■ **EXERCISE PROMPT**:
Return the listing below unchanged, minus its pictures.

■ **DATA EXCERPTS**:
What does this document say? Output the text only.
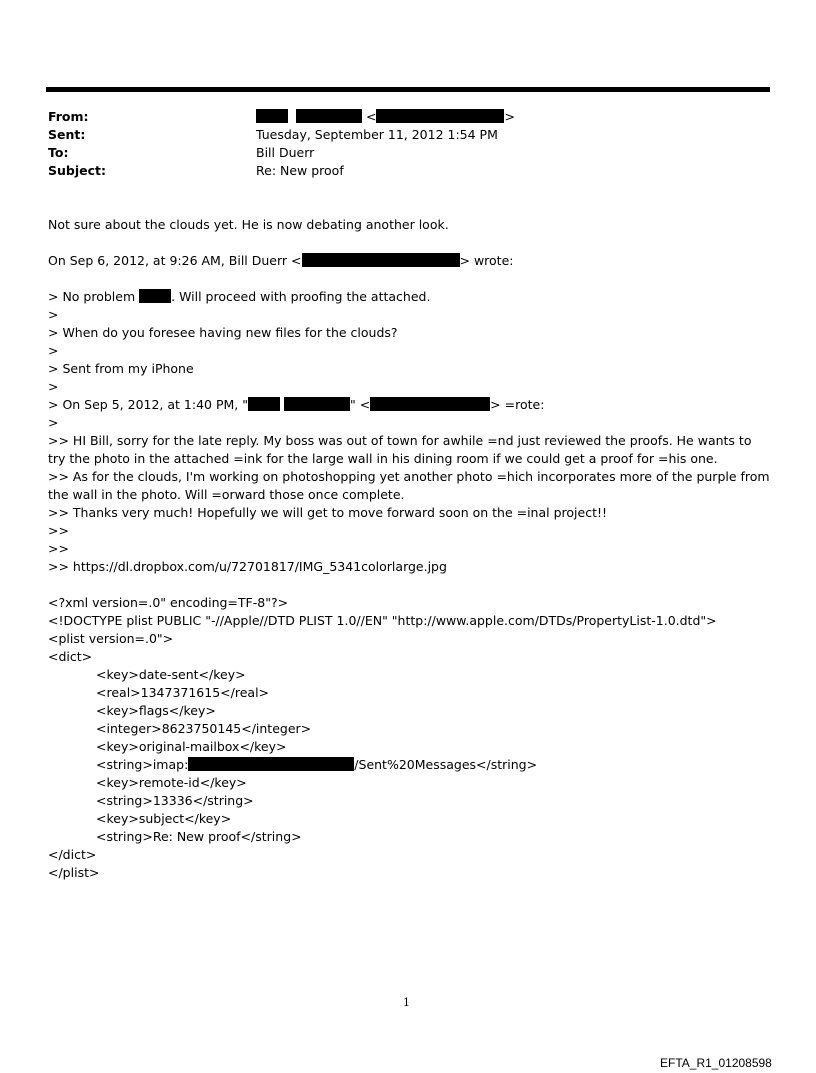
From:	<	>
Sent:	Tuesday, September 11, 2012 1:54 PM
To:	Bill Duerr
Subject:	Re: New proof
Not sure about the clouds yet. He is now debating another look.
On Sep 6, 2012, at 9:26 AM, Bill Duerr <	> wrote:
> No problem	. Will proceed with proofing the attached.
>
> When do you foresee having new files for the clouds?
>
> Sent from my iPhone
>
> On Sep 5, 2012, at 1:40 PM, "	" <	> =rote:
>
>> HI Bill, sorry for the late reply. My boss was out of town for awhile =nd just reviewed the proofs. He wants to try the photo in the attached =ink for the large wall in his dining room if we could get a proof for =his one.
>> As for the clouds, I'm working on photoshopping yet another photo =hich incorporates more of the purple from the wall in the photo. Will =orward those once complete.
>> Thanks very much! Hopefully we will get to move forward soon on the =inal project!!
>>
>>
>> https://dl.dropbox.com/u/72701817/IMG_5341colorlarge.jpg
<?xml version=.0" encoding=TF-8"?>
<!DOCTYPE plist PUBLIC "-//Apple//DTD PLIST 1.0//EN" "http://www.apple.com/DTDs/PropertyList-1.0.dtd">
<plist version=.0">
<dict>
<key>date-sent</key>
<real>1347371615</real>
<key>flags</key>
<integer>8623750145</integer>
<key>original-mailbox</key>
<string>imap:	/Sent%20Messages</string>
<key>remote-id</key>
<string>13336</string>
<key>subject</key>
<string>Re: New proof</string>
</dict>
</plist>
1
EFTA_R1_01208598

■ **SOLUTION TO THIS TASK**:
What does this document say? Output the text only.
From:	<	>
Sent:	Tuesday, September 11, 2012 1:54 PM
To:	Bill Duerr
Subject:	Re: New proof
Not sure about the clouds yet. He is now debating another look.
On Sep 6, 2012, at 9:26 AM, Bill Duerr <	> wrote:
> No problem	. Will proceed with proofing the attached.
>
> When do you foresee having new files for the clouds?
>
> Sent from my iPhone
>
> On Sep 5, 2012, at 1:40 PM, "	" <	> =rote:
>
>> HI Bill, sorry for the late reply. My boss was out of town for awhile =nd just reviewed the proofs. He wants to try the photo in the attached =ink for the large wall in his dining room if we could get a proof for =his one.
>> As for the clouds, I'm working on photoshopping yet another photo =hich incorporates more of the purple from the wall in the photo. Will =orward those once complete.
>> Thanks very much! Hopefully we will get to move forward soon on the =inal project!!
>>
>>
>> https://dl.dropbox.com/u/72701817/IMG_5341colorlarge.jpg
<?xml version=.0" encoding=TF-8"?>
<!DOCTYPE plist PUBLIC "-//Apple//DTD PLIST 1.0//EN" "http://www.apple.com/DTDs/PropertyList-1.0.dtd">
<plist version=.0">
<dict>
<key>date-sent</key>
<real>1347371615</real>
<key>flags</key>
<integer>8623750145</integer>
<key>original-mailbox</key>
<string>imap:	/Sent%20Messages</string>
<key>remote-id</key>
<string>13336</string>
<key>subject</key>
<string>Re: New proof</string>
</dict>
</plist>
1
EFTA_R1_01208598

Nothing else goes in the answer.